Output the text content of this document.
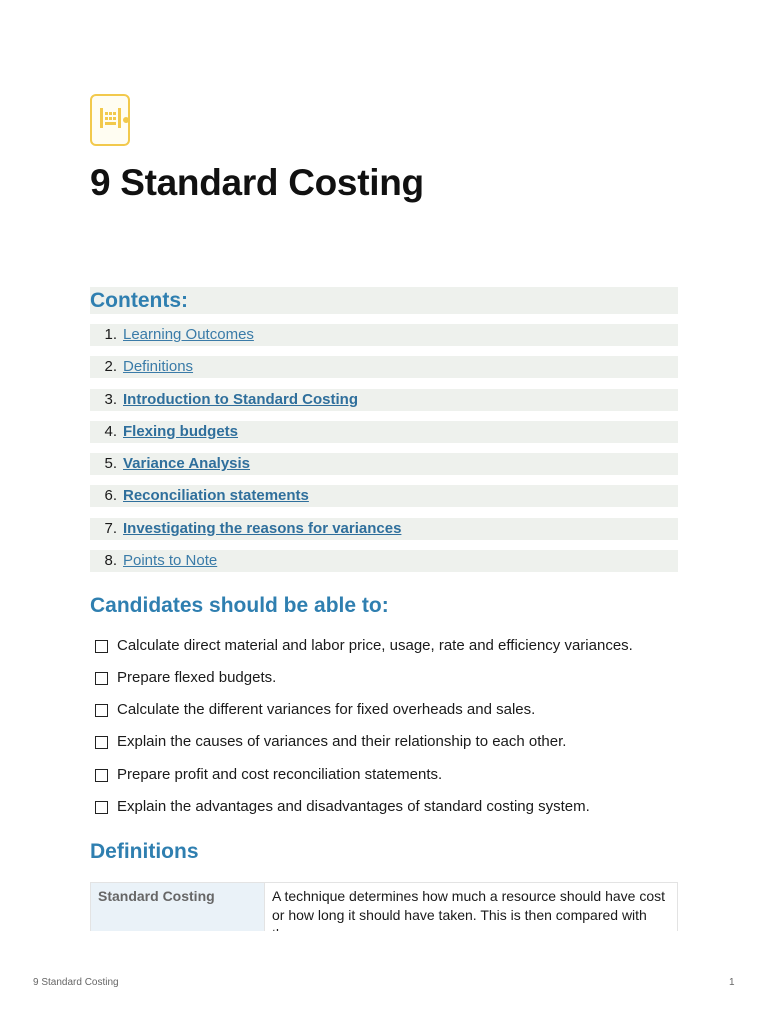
9 Standard Costing
Contents:
1. Learning Outcomes
2. Definitions
3. Introduction to Standard Costing
4. Flexing budgets
5. Variance Analysis
6. Reconciliation statements
7. Investigating the reasons for variances
8. Points to Note
Candidates should be able to:
Calculate direct material and labor price, usage, rate and efficiency variances.
Prepare flexed budgets.
Calculate the different variances for fixed overheads and sales.
Explain the causes of variances and their relationship to each other.
Prepare profit and cost reconciliation statements.
Explain the advantages and disadvantages of standard costing system.
Definitions
Standard Costing	A technique determines how much a resource should have cost or how long it should have taken. This is then compared with
9 Standard Costing	1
_ _ _ _ _
» **OBJECTIVE**
Repeat the material above word for word, please, apart from its images.

» **RESPONSE**
Output the text content of this document.
9 Standard Costing
Contents:
1. Learning Outcomes
2. Definitions
3. Introduction to Standard Costing
4. Flexing budgets
5. Variance Analysis
6. Reconciliation statements
7. Investigating the reasons for variances
8. Points to Note
Candidates should be able to:
Calculate direct material and labor price, usage, rate and efficiency variances.
Prepare flexed budgets.
Calculate the different variances for fixed overheads and sales.
Explain the causes of variances and their relationship to each other.
Prepare profit and cost reconciliation statements.
Explain the advantages and disadvantages of standard costing system.
Definitions
Standard Costing	A technique determines how much a resource should have cost or how long it should have taken. This is then compared with
9 Standard Costing	1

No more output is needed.